- **Task goal**
Could you copy every line from the material below in which "currently" appears?

- **Stored records**
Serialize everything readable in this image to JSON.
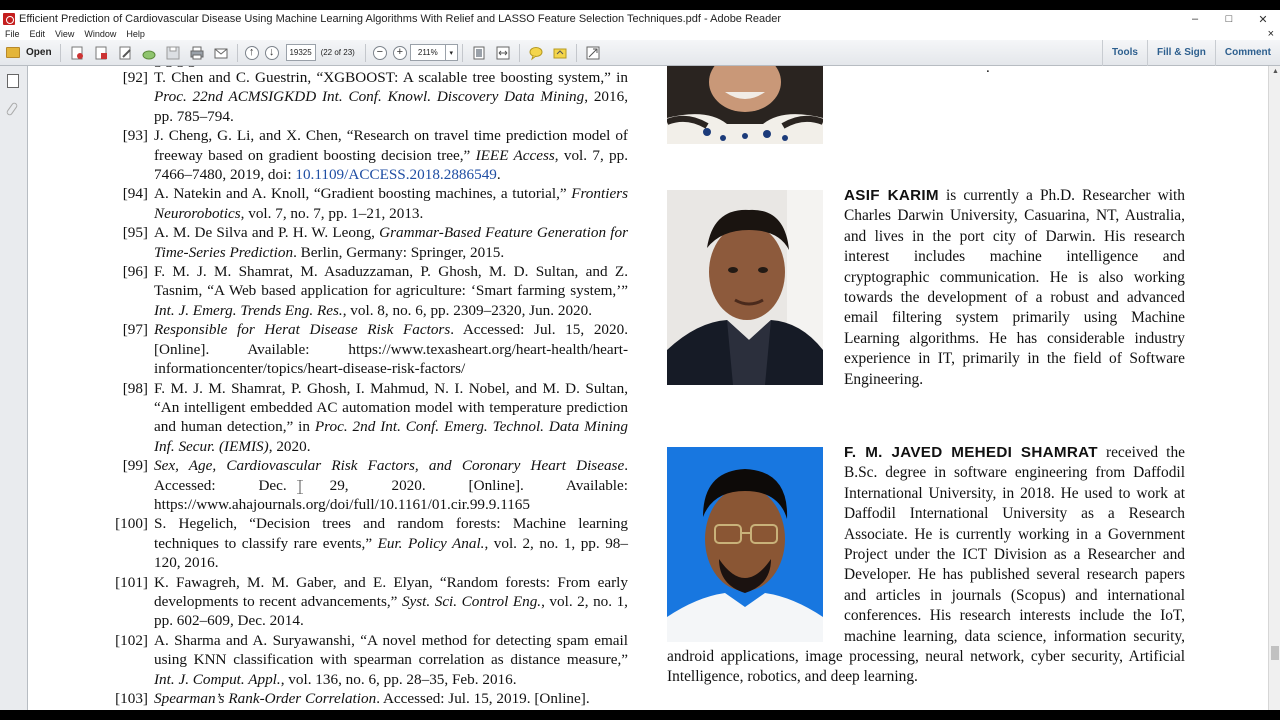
{
  "window": {
    "title": "Efficient Prediction of Cardiovascular Disease Using Machine Learning Algorithms With Relief and LASSO Feature Selection Techniques.pdf - Adobe Reader",
    "controls": [
      "–",
      "□",
      "✕"
    ]
  },
  "menu": [
    "File",
    "Edit",
    "View",
    "Window",
    "Help"
  ],
  "toolbar": {
    "open_label": "Open",
    "page_value": "19325",
    "page_count": "(22 of 23)",
    "zoom_value": "211%",
    "tabs": [
      "Tools",
      "Fill & Sign",
      "Comment"
    ]
  },
  "references": [
    {
      "num": "[92]",
      "parts": [
        {
          "t": "T. Chen and C. Guestrin, “XGBOOST: A scalable tree boosting system,” in "
        },
        {
          "t": "Proc. 22nd ACMSIGKDD Int. Conf. Knowl. Discovery Data Mining",
          "i": true
        },
        {
          "t": ", 2016, pp. 785–794."
        }
      ]
    },
    {
      "num": "[93]",
      "parts": [
        {
          "t": "J. Cheng, G. Li, and X. Chen, “Research on travel time prediction model of freeway based on gradient boosting decision tree,” "
        },
        {
          "t": "IEEE Access",
          "i": true
        },
        {
          "t": ", vol. 7, pp. 7466–7480, 2019, doi: "
        },
        {
          "t": "10.1109/ACCESS.2018.2886549",
          "link": true
        },
        {
          "t": "."
        }
      ]
    },
    {
      "num": "[94]",
      "parts": [
        {
          "t": "A. Natekin and A. Knoll, “Gradient boosting machines, a tutorial,” "
        },
        {
          "t": "Frontiers Neurorobotics",
          "i": true
        },
        {
          "t": ", vol. 7, no. 7, pp. 1–21, 2013."
        }
      ]
    },
    {
      "num": "[95]",
      "parts": [
        {
          "t": "A. M. De Silva and P. H. W. Leong, "
        },
        {
          "t": "Grammar-Based Feature Generation for Time-Series Prediction",
          "i": true
        },
        {
          "t": ". Berlin, Germany: Springer, 2015."
        }
      ]
    },
    {
      "num": "[96]",
      "parts": [
        {
          "t": "F. M. J. M. Shamrat, M. Asaduzzaman, P. Ghosh, M. D. Sultan, and Z. Tasnim, “A Web based application for agriculture: ‘Smart farming system,’” "
        },
        {
          "t": "Int. J. Emerg. Trends Eng. Res.",
          "i": true
        },
        {
          "t": ", vol. 8, no. 6, pp. 2309–2320, Jun. 2020."
        }
      ]
    },
    {
      "num": "[97]",
      "parts": [
        {
          "t": "Responsible for Herat Disease Risk Factors",
          "i": true
        },
        {
          "t": ". Accessed: Jul. 15, 2020. [Online]. Available: https://www.texasheart.org/heart-health/heart-informationcenter/topics/heart-disease-risk-factors/"
        }
      ]
    },
    {
      "num": "[98]",
      "parts": [
        {
          "t": "F. M. J. M. Shamrat, P. Ghosh, I. Mahmud, N. I. Nobel, and M. D. Sultan, “An intelligent embedded AC automation model with temperature prediction and human detection,” in "
        },
        {
          "t": "Proc. 2nd Int. Conf. Emerg. Technol. Data Mining Inf. Secur. (IEMIS)",
          "i": true
        },
        {
          "t": ", 2020."
        }
      ]
    },
    {
      "num": "[99]",
      "parts": [
        {
          "t": "Sex, Age, Cardiovascular Risk Factors, and Coronary Heart Disease",
          "i": true
        },
        {
          "t": ". Accessed: Dec. 29, 2020. [Online]. Available: https://www.ahajournals.org/doi/full/10.1161/01.cir.99.9.1165"
        }
      ]
    },
    {
      "num": "[100]",
      "parts": [
        {
          "t": "S. Hegelich, “Decision trees and random forests: Machine learning techniques to classify rare events,” "
        },
        {
          "t": "Eur. Policy Anal.",
          "i": true
        },
        {
          "t": ", vol. 2, no. 1, pp. 98–120, 2016."
        }
      ]
    },
    {
      "num": "[101]",
      "parts": [
        {
          "t": "K. Fawagreh, M. M. Gaber, and E. Elyan, “Random forests: From early developments to recent advancements,” "
        },
        {
          "t": "Syst. Sci. Control Eng.",
          "i": true
        },
        {
          "t": ", vol. 2, no. 1, pp. 602–609, Dec. 2014."
        }
      ]
    },
    {
      "num": "[102]",
      "parts": [
        {
          "t": "A. Sharma and A. Suryawanshi, “A novel method for detecting spam email using KNN classification with spearman correlation as distance measure,” "
        },
        {
          "t": "Int. J. Comput. Appl.",
          "i": true
        },
        {
          "t": ", vol. 136, no. 6, pp. 28–35, Feb. 2016."
        }
      ]
    },
    {
      "num": "[103]",
      "parts": [
        {
          "t": "Spearman’s Rank-Order Correlation",
          "i": true
        },
        {
          "t": ". Accessed: Jul. 15, 2019. [Online]."
        }
      ]
    }
  ],
  "bios": {
    "asif": {
      "name": "ASIF KARIM",
      "text": " is currently a Ph.D. Researcher with Charles Darwin University, Casuarina, NT, Australia, and lives in the port city of Darwin. His research interest includes machine intelligence and cryptographic communication. He is also working towards the development of a robust and advanced email filtering system primarily using Machine Learning algorithms. He has considerable industry experience in IT, primarily in the field of Software Engineering."
    },
    "shamrat": {
      "name": "F. M. JAVED MEHEDI SHAMRAT",
      "text": " received the B.Sc. degree in software engineering from Daffodil International University, in 2018. He used to work at Daffodil International University as a Research Associate. He is currently working in a Government Project under the ICT Division as a Researcher and Developer. He has published several research papers and articles in journals (Scopus) and international conferences. His research interests include the IoT, machine learning, data science, information security, android applications, image processing, neural network, cyber security, Artificial Intelligence, robotics, and deep learning."
    }
  },
  "colors": {
    "link": "#1f4ea3",
    "tab_text": "#2d5f8e",
    "photo_bg_blue": "#1877e0"
  }
}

- **Task answer**
      "text": " is currently a Ph.D. Researcher with Charles Darwin University, Casuarina, NT, Australia, and lives in the port city of Darwin. His research interest includes machine intelligence and cryptographic communication. He is also working towards the development of a robust and advanced email filtering system primarily using Machine Learning algorithms. He has considerable industry experience in IT, primarily in the field of Software Engineering."
      "text": " received the B.Sc. degree in software engineering from Daffodil International University, in 2018. He used to work at Daffodil International University as a Research Associate. He is currently working in a Government Project under the ICT Division as a Researcher and Developer. He has published several research papers and articles in journals (Scopus) and international conferences. His research interests include the IoT, machine learning, data science, information security, android applications, image processing, neural network, cyber security, Artificial Intelligence, robotics, and deep learning."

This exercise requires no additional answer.